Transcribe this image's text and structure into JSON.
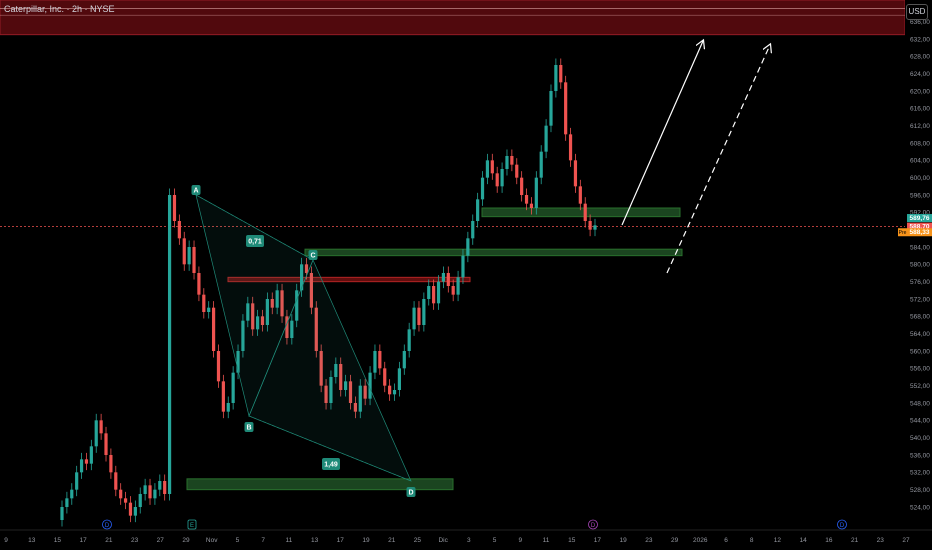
{
  "header": {
    "symbol_line": "Caterpillar, Inc. · 2h · NYSE",
    "currency": "USD"
  },
  "colors": {
    "up": "#26a69a",
    "down": "#ef5350",
    "zone_green": "#1b5e20",
    "zone_red": "#7f0000",
    "accent_orange": "#f7931a"
  },
  "chart_data": {
    "type": "candlestick",
    "ylim": [
      521,
      641
    ],
    "price_ticks": [
      "524,00",
      "528,00",
      "532,00",
      "536,00",
      "540,00",
      "544,00",
      "548,00",
      "552,00",
      "556,00",
      "560,00",
      "564,00",
      "568,00",
      "572,00",
      "576,00",
      "580,00",
      "584,00",
      "588,00",
      "592,00",
      "596,00",
      "600,00",
      "604,00",
      "608,00",
      "612,00",
      "616,00",
      "620,00",
      "624,00",
      "628,00",
      "632,00",
      "636,00"
    ],
    "price_badges": [
      {
        "label": "589,76",
        "value": 589.76,
        "color": "#26a69a"
      },
      {
        "label": "588,70",
        "value": 588.7,
        "color": "#ef5350"
      },
      {
        "label": "588,33",
        "value": 588.33,
        "color": "#f7931a",
        "tag": "Pre"
      }
    ],
    "time_ticks": [
      "9",
      "13",
      "15",
      "17",
      "21",
      "23",
      "27",
      "29",
      "Nov",
      "5",
      "7",
      "11",
      "13",
      "17",
      "19",
      "21",
      "25",
      "Dic",
      "3",
      "5",
      "9",
      "11",
      "15",
      "17",
      "19",
      "23",
      "29",
      "2026",
      "6",
      "8",
      "12",
      "14",
      "16",
      "21",
      "23",
      "27"
    ],
    "current_price": 588.7,
    "pattern_points": [
      {
        "label": "A",
        "price": 596
      },
      {
        "label": "B",
        "price": 545
      },
      {
        "label": "C",
        "price": 581
      },
      {
        "label": "D",
        "price": 530
      }
    ],
    "pattern_ratios": [
      "0,71",
      "1,49"
    ],
    "zones": [
      {
        "kind": "resistance",
        "top": 641,
        "bottom": 633
      },
      {
        "kind": "support",
        "top": 593,
        "bottom": 591
      },
      {
        "kind": "support",
        "top": 583.5,
        "bottom": 582
      },
      {
        "kind": "support",
        "top": 530.5,
        "bottom": 528
      },
      {
        "kind": "broken",
        "top": 577,
        "bottom": 576
      }
    ],
    "event_markers": [
      "D",
      "E",
      "D",
      "D"
    ],
    "candles_close": [
      524,
      526,
      528,
      532,
      535,
      534,
      538,
      544,
      541,
      536,
      532,
      528,
      526,
      525,
      522,
      524,
      527,
      529,
      526,
      528,
      530,
      527,
      596,
      590,
      586,
      580,
      584,
      578,
      573,
      569,
      570,
      560,
      553,
      546,
      548,
      555,
      560,
      567,
      571,
      565,
      568,
      566,
      572,
      570,
      574,
      568,
      563,
      567,
      574,
      580,
      578,
      570,
      560,
      552,
      548,
      554,
      557,
      551,
      553,
      548,
      546,
      552,
      549,
      555,
      560,
      556,
      552,
      550,
      551,
      556,
      560,
      565,
      570,
      566,
      572,
      575,
      571,
      576,
      578,
      575,
      573,
      577,
      582,
      586,
      590,
      595,
      600,
      604,
      601,
      598,
      602,
      605,
      603,
      600,
      596,
      594,
      593,
      600,
      606,
      612,
      620,
      626,
      622,
      610,
      604,
      598,
      594,
      590,
      588,
      589
    ],
    "candles_open": [
      521,
      524,
      526,
      528,
      532,
      535,
      534,
      538,
      544,
      541,
      536,
      532,
      528,
      526,
      525,
      522,
      524,
      527,
      529,
      526,
      528,
      530,
      527,
      596,
      590,
      586,
      580,
      584,
      578,
      573,
      569,
      570,
      560,
      553,
      546,
      548,
      555,
      560,
      567,
      571,
      565,
      568,
      566,
      572,
      570,
      574,
      568,
      563,
      567,
      574,
      580,
      578,
      570,
      560,
      552,
      548,
      554,
      557,
      551,
      553,
      548,
      546,
      552,
      549,
      555,
      560,
      556,
      552,
      550,
      551,
      556,
      560,
      565,
      570,
      566,
      572,
      575,
      571,
      576,
      578,
      575,
      573,
      577,
      582,
      586,
      590,
      595,
      600,
      604,
      601,
      598,
      602,
      605,
      603,
      600,
      596,
      594,
      593,
      600,
      606,
      612,
      620,
      626,
      622,
      610,
      604,
      598,
      594,
      590,
      588
    ]
  }
}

WHAT YOU HAVE TO DO:
Return the listing above unchanged, apart from dropping its pictures.

OUTPUT OF THE EXERCISE:
Transcribe this image's text and structure into JSON.
{
  "header": {
    "symbol_line": "Caterpillar, Inc. · 2h · NYSE",
    "currency": "USD"
  },
  "colors": {
    "up": "#26a69a",
    "down": "#ef5350",
    "zone_green": "#1b5e20",
    "zone_red": "#7f0000",
    "accent_orange": "#f7931a"
  },
  "chart_data": {
    "type": "candlestick",
    "ylim": [
      521,
      641
    ],
    "price_ticks": [
      "524,00",
      "528,00",
      "532,00",
      "536,00",
      "540,00",
      "544,00",
      "548,00",
      "552,00",
      "556,00",
      "560,00",
      "564,00",
      "568,00",
      "572,00",
      "576,00",
      "580,00",
      "584,00",
      "588,00",
      "592,00",
      "596,00",
      "600,00",
      "604,00",
      "608,00",
      "612,00",
      "616,00",
      "620,00",
      "624,00",
      "628,00",
      "632,00",
      "636,00"
    ],
    "price_badges": [
      {
        "label": "589,76",
        "value": 589.76,
        "color": "#26a69a"
      },
      {
        "label": "588,70",
        "value": 588.7,
        "color": "#ef5350"
      },
      {
        "label": "588,33",
        "value": 588.33,
        "color": "#f7931a",
        "tag": "Pre"
      }
    ],
    "time_ticks": [
      "9",
      "13",
      "15",
      "17",
      "21",
      "23",
      "27",
      "29",
      "Nov",
      "5",
      "7",
      "11",
      "13",
      "17",
      "19",
      "21",
      "25",
      "Dic",
      "3",
      "5",
      "9",
      "11",
      "15",
      "17",
      "19",
      "23",
      "29",
      "2026",
      "6",
      "8",
      "12",
      "14",
      "16",
      "21",
      "23",
      "27"
    ],
    "current_price": 588.7,
    "pattern_points": [
      {
        "label": "A",
        "price": 596
      },
      {
        "label": "B",
        "price": 545
      },
      {
        "label": "C",
        "price": 581
      },
      {
        "label": "D",
        "price": 530
      }
    ],
    "pattern_ratios": [
      "0,71",
      "1,49"
    ],
    "zones": [
      {
        "kind": "resistance",
        "top": 641,
        "bottom": 633
      },
      {
        "kind": "support",
        "top": 593,
        "bottom": 591
      },
      {
        "kind": "support",
        "top": 583.5,
        "bottom": 582
      },
      {
        "kind": "support",
        "top": 530.5,
        "bottom": 528
      },
      {
        "kind": "broken",
        "top": 577,
        "bottom": 576
      }
    ],
    "event_markers": [
      "D",
      "E",
      "D",
      "D"
    ],
    "candles_close": [
      524,
      526,
      528,
      532,
      535,
      534,
      538,
      544,
      541,
      536,
      532,
      528,
      526,
      525,
      522,
      524,
      527,
      529,
      526,
      528,
      530,
      527,
      596,
      590,
      586,
      580,
      584,
      578,
      573,
      569,
      570,
      560,
      553,
      546,
      548,
      555,
      560,
      567,
      571,
      565,
      568,
      566,
      572,
      570,
      574,
      568,
      563,
      567,
      574,
      580,
      578,
      570,
      560,
      552,
      548,
      554,
      557,
      551,
      553,
      548,
      546,
      552,
      549,
      555,
      560,
      556,
      552,
      550,
      551,
      556,
      560,
      565,
      570,
      566,
      572,
      575,
      571,
      576,
      578,
      575,
      573,
      577,
      582,
      586,
      590,
      595,
      600,
      604,
      601,
      598,
      602,
      605,
      603,
      600,
      596,
      594,
      593,
      600,
      606,
      612,
      620,
      626,
      622,
      610,
      604,
      598,
      594,
      590,
      588,
      589
    ],
    "candles_open": [
      521,
      524,
      526,
      528,
      532,
      535,
      534,
      538,
      544,
      541,
      536,
      532,
      528,
      526,
      525,
      522,
      524,
      527,
      529,
      526,
      528,
      530,
      527,
      596,
      590,
      586,
      580,
      584,
      578,
      573,
      569,
      570,
      560,
      553,
      546,
      548,
      555,
      560,
      567,
      571,
      565,
      568,
      566,
      572,
      570,
      574,
      568,
      563,
      567,
      574,
      580,
      578,
      570,
      560,
      552,
      548,
      554,
      557,
      551,
      553,
      548,
      546,
      552,
      549,
      555,
      560,
      556,
      552,
      550,
      551,
      556,
      560,
      565,
      570,
      566,
      572,
      575,
      571,
      576,
      578,
      575,
      573,
      577,
      582,
      586,
      590,
      595,
      600,
      604,
      601,
      598,
      602,
      605,
      603,
      600,
      596,
      594,
      593,
      600,
      606,
      612,
      620,
      626,
      622,
      610,
      604,
      598,
      594,
      590,
      588
    ]
  }
}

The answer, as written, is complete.